*Problem description*.
Write the listing out again, all of it, word for word.

## BEGIN Records for this exercise

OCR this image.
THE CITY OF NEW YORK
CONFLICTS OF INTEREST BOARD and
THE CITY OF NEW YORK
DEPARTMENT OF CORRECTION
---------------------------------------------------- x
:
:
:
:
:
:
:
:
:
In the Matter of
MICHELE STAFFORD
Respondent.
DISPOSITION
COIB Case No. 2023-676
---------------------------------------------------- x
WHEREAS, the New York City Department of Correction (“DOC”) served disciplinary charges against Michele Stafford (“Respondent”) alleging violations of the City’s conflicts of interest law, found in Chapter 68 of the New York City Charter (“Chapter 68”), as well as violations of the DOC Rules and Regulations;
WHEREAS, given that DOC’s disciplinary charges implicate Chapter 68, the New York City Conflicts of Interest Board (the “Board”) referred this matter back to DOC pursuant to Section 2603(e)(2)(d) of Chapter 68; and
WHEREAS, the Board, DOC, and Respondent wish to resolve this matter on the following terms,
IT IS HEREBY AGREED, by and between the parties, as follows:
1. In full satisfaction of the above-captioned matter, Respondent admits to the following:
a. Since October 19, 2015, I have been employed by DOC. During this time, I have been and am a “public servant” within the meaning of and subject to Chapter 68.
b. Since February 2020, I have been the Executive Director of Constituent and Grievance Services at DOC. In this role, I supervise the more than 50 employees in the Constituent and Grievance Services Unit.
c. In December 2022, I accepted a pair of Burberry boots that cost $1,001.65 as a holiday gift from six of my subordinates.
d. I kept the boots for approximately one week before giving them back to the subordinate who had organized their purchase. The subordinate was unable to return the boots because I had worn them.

## END Records for this exercise

*Correct response*.
OCR this image.
THE CITY OF NEW YORK
CONFLICTS OF INTEREST BOARD and
THE CITY OF NEW YORK
DEPARTMENT OF CORRECTION
---------------------------------------------------- x
:
:
:
:
:
:
:
:
:
In the Matter of
MICHELE STAFFORD
Respondent.
DISPOSITION
COIB Case No. 2023-676
---------------------------------------------------- x
WHEREAS, the New York City Department of Correction (“DOC”) served disciplinary charges against Michele Stafford (“Respondent”) alleging violations of the City’s conflicts of interest law, found in Chapter 68 of the New York City Charter (“Chapter 68”), as well as violations of the DOC Rules and Regulations;
WHEREAS, given that DOC’s disciplinary charges implicate Chapter 68, the New York City Conflicts of Interest Board (the “Board”) referred this matter back to DOC pursuant to Section 2603(e)(2)(d) of Chapter 68; and
WHEREAS, the Board, DOC, and Respondent wish to resolve this matter on the following terms,
IT IS HEREBY AGREED, by and between the parties, as follows:
1. In full satisfaction of the above-captioned matter, Respondent admits to the following:
a. Since October 19, 2015, I have been employed by DOC. During this time, I have been and am a “public servant” within the meaning of and subject to Chapter 68.
b. Since February 2020, I have been the Executive Director of Constituent and Grievance Services at DOC. In this role, I supervise the more than 50 employees in the Constituent and Grievance Services Unit.
c. In December 2022, I accepted a pair of Burberry boots that cost $1,001.65 as a holiday gift from six of my subordinates.
d. I kept the boots for approximately one week before giving them back to the subordinate who had organized their purchase. The subordinate was unable to return the boots because I had worn them.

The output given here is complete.